── Document passage

Concerning the risk factors, we examined general risk factors like age and time to operation, and specifically cardiovascular risk factors, due to the consideration that the peroneal nerve might have a reduced regenerative ability compared to other peripheral nerves due to its vascular supply [
2,
15]. Additionally, we examined obesity as we expected it to have a negative influence on the outcomes of surgical procedures.
Age and sex showed no statistical significance. For arterial hypertension, diabetes mellitus, and smoking, there was no negative correlation in terms of the functional outcome. Peripheral artery disease did not occur in our patient collective. Liu et al. showed a significant effect of diabetes mellitus type 2 on worse outcomes for a large Chinese collective [
9]. There is likely no final assessment possible for the relevance of diabetes as a risk factor, citing this study or our present data, because of the retrospective design of both studies and the low overall expression of diabetes in the patient collectives (16% in our collective and 3% in Liu et al.’s patients). Additionally, it may be possible that the diseases caused by the investigated vascular risk factors did not have an effect due to the low median age of 34 years of the patients included in our study.

────
── Entries provided

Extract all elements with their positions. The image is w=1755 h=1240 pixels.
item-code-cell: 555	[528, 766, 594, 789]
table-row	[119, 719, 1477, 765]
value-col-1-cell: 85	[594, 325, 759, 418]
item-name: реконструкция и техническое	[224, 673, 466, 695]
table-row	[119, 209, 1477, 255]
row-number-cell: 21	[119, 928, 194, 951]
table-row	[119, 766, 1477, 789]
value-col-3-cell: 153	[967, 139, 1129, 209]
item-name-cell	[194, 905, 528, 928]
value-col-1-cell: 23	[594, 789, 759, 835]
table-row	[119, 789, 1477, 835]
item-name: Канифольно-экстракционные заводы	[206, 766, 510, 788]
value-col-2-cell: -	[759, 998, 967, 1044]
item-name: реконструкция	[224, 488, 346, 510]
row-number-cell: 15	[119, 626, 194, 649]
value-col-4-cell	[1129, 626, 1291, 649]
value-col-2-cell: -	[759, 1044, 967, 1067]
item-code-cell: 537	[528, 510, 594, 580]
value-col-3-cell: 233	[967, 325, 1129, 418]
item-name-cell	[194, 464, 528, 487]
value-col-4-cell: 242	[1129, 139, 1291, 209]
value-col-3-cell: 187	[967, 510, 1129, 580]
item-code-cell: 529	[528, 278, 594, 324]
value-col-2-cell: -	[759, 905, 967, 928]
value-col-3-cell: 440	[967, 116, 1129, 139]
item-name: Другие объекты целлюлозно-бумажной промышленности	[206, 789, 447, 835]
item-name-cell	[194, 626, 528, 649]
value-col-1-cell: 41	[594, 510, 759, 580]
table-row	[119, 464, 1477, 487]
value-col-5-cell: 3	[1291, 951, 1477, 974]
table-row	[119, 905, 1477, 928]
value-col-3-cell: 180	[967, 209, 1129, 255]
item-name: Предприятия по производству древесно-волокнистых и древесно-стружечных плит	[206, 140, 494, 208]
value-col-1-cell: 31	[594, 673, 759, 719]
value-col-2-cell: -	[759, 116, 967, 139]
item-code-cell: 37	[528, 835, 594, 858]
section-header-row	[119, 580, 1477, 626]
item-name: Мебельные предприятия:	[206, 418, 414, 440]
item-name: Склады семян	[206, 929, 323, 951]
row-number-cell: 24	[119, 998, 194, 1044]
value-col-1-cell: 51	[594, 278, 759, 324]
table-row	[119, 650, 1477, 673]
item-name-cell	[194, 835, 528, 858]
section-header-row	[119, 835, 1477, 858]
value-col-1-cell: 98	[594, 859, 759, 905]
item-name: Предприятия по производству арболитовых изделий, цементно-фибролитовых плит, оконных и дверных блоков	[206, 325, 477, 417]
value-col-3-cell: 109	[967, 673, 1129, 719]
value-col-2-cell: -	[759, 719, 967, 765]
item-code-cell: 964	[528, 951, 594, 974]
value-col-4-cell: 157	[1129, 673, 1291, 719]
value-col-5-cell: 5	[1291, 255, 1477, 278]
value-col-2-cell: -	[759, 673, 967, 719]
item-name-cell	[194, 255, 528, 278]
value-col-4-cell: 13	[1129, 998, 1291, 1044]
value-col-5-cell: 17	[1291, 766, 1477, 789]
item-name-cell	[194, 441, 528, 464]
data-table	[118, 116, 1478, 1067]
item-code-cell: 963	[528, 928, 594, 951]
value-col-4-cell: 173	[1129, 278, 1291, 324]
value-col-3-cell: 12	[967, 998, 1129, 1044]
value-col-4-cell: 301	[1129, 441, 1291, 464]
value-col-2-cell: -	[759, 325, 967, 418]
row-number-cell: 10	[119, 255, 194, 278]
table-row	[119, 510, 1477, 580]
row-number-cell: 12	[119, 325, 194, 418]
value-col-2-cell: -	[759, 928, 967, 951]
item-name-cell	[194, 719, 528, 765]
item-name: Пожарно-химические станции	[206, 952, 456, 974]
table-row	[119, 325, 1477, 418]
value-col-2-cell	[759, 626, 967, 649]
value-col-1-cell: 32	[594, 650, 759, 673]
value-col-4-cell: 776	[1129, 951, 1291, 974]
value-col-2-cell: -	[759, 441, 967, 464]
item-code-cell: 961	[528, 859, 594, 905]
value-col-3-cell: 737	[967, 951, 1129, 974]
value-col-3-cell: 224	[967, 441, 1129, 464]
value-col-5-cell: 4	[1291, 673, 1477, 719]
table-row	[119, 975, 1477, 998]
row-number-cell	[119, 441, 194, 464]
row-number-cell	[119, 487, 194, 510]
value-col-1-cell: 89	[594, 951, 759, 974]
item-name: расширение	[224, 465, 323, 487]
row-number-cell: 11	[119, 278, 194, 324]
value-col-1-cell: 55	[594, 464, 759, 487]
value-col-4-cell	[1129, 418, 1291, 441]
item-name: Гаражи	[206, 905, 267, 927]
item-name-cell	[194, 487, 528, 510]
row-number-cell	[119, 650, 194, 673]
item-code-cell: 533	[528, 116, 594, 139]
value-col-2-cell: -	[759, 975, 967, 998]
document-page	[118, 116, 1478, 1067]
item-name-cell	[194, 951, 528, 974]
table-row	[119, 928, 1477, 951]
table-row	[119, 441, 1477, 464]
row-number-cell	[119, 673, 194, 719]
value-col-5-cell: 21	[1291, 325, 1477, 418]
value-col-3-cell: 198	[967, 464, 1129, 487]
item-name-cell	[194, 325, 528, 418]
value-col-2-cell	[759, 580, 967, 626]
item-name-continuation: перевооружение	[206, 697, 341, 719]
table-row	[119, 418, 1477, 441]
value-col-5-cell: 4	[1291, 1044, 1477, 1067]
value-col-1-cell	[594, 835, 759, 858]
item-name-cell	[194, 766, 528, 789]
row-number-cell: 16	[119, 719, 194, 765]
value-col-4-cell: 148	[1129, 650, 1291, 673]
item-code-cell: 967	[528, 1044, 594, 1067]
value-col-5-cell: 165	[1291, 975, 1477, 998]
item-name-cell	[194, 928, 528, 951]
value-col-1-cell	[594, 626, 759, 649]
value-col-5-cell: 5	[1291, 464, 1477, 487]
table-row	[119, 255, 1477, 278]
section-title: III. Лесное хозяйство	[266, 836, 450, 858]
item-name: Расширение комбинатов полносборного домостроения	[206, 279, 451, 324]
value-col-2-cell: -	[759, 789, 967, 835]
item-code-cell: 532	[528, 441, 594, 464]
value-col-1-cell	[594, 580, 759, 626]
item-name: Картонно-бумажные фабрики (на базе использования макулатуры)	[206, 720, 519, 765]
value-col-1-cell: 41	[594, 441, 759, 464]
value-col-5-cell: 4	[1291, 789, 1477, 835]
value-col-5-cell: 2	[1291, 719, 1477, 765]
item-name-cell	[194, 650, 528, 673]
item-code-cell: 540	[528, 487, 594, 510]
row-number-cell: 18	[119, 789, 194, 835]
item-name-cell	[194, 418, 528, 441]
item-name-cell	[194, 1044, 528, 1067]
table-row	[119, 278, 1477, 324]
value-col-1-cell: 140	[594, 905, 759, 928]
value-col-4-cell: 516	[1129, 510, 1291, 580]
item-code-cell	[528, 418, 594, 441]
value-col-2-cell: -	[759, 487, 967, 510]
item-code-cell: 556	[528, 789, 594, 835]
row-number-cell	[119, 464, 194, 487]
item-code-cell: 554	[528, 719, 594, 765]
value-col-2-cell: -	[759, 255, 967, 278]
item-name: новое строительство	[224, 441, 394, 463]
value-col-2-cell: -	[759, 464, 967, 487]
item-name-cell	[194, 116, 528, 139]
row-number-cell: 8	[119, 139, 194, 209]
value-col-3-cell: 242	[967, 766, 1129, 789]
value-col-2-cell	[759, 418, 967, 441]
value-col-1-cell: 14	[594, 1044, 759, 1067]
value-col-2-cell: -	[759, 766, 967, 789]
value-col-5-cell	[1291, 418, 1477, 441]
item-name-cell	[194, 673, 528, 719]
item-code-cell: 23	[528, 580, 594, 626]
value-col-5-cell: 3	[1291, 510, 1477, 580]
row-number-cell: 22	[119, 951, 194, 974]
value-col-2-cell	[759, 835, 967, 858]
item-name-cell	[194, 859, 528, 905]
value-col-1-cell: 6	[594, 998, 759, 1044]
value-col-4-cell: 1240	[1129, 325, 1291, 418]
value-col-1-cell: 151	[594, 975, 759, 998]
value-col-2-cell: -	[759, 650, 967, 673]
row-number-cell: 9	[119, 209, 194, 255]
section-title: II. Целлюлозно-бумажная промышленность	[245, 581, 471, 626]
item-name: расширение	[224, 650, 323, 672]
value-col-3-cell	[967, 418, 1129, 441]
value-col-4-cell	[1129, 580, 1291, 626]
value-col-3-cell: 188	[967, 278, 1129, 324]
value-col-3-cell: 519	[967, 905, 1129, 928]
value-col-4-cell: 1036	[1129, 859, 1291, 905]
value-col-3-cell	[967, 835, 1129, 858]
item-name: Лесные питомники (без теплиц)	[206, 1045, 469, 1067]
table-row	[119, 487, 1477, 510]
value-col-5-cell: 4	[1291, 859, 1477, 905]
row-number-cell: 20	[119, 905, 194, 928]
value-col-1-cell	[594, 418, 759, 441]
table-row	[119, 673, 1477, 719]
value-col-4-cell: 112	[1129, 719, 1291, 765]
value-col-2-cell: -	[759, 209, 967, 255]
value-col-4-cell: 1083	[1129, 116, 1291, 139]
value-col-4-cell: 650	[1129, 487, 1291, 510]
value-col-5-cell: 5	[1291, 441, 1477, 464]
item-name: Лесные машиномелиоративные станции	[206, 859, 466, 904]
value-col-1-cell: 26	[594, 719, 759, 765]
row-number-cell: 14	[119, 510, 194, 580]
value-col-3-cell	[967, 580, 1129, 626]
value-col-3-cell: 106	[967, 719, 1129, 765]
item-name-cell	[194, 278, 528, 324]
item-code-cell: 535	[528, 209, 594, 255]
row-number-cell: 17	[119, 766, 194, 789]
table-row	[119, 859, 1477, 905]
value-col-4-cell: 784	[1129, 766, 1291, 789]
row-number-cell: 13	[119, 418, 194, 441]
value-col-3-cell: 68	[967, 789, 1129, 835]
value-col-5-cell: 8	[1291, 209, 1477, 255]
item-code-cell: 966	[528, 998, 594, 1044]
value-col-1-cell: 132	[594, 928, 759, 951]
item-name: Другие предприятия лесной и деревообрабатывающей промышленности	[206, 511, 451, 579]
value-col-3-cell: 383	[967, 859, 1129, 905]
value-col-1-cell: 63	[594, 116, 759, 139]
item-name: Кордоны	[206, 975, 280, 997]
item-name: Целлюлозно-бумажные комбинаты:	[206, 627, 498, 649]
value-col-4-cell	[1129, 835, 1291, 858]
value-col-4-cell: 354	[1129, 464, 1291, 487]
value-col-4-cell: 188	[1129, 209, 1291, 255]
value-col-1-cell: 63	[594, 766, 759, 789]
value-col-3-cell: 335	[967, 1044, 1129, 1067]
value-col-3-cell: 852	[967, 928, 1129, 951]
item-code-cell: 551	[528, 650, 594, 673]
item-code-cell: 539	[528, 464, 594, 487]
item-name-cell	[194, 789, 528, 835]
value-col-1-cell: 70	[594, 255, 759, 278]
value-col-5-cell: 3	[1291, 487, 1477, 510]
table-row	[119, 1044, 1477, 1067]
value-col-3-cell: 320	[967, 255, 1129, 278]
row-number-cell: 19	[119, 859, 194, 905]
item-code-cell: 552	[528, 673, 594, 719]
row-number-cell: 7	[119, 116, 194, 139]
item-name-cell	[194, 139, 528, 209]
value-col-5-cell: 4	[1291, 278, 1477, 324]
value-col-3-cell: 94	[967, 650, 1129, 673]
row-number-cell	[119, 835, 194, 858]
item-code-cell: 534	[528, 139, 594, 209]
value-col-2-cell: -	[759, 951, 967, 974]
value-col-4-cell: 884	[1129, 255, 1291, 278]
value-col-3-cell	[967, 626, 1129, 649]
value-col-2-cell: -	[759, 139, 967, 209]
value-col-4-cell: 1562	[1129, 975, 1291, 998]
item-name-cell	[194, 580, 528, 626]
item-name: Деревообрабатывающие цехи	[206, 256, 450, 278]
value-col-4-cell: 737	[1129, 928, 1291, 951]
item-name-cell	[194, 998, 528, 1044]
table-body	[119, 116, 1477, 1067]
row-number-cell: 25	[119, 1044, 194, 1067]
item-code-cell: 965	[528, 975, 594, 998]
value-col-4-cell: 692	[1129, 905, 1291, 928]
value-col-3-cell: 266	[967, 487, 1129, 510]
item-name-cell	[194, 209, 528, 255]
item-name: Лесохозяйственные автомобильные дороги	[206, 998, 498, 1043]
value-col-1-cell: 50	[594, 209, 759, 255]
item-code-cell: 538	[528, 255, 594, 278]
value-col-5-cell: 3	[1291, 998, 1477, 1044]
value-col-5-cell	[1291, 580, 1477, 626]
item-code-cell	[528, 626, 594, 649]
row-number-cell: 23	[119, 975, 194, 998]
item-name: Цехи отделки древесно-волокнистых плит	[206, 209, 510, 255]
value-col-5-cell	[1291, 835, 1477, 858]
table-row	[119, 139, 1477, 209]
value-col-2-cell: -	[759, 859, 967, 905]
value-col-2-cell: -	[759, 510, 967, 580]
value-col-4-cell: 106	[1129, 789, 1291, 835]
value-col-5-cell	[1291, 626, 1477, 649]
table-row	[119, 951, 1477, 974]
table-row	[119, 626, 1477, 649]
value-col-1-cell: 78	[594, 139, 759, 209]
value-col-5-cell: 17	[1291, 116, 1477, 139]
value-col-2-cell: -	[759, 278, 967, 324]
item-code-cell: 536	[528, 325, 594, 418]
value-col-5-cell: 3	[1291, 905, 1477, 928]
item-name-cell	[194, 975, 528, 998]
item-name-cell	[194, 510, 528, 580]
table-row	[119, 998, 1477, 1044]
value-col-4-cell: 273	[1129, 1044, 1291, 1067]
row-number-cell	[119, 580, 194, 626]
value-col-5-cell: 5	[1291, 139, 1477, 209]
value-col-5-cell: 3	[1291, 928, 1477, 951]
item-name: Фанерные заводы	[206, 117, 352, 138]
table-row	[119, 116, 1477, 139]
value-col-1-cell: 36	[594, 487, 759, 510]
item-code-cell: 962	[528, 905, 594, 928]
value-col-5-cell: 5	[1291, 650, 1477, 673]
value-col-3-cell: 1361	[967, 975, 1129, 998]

────

§ Task set
[1] Decide whether each statement below agrees with the risk-factor passage, answering yes or no for each and quoting the words of the passage that settle it. (a) Some patients in the study had peripheral artery disease. (b) Diabetes was present in 16% of the study's patient collective. (c) Age proved statistically significant.
[2] Write out the part of the risk-factor passage that opens with the words containing "Concerning the risk" and closes with "of surgical procedures.", copying it exactly.

§ Task responses
[1]
(a) No: "Peripheral artery disease did not occur in our patient collective."
(b) Yes: "16% in our collective"
(c) No: "Age and sex showed no statistical significance."

[2]
Concerning the risk factors, we examined general risk factors like age and time to operation, and specifically cardiovascular risk factors, due to the consideration that the peroneal nerve might have a reduced regenerative ability compared to other peripheral nerves due to its vascular supply [
2,
15]. Additionally, we examined obesity as we expected it to have a negative influence on the outcomes of surgical procedures.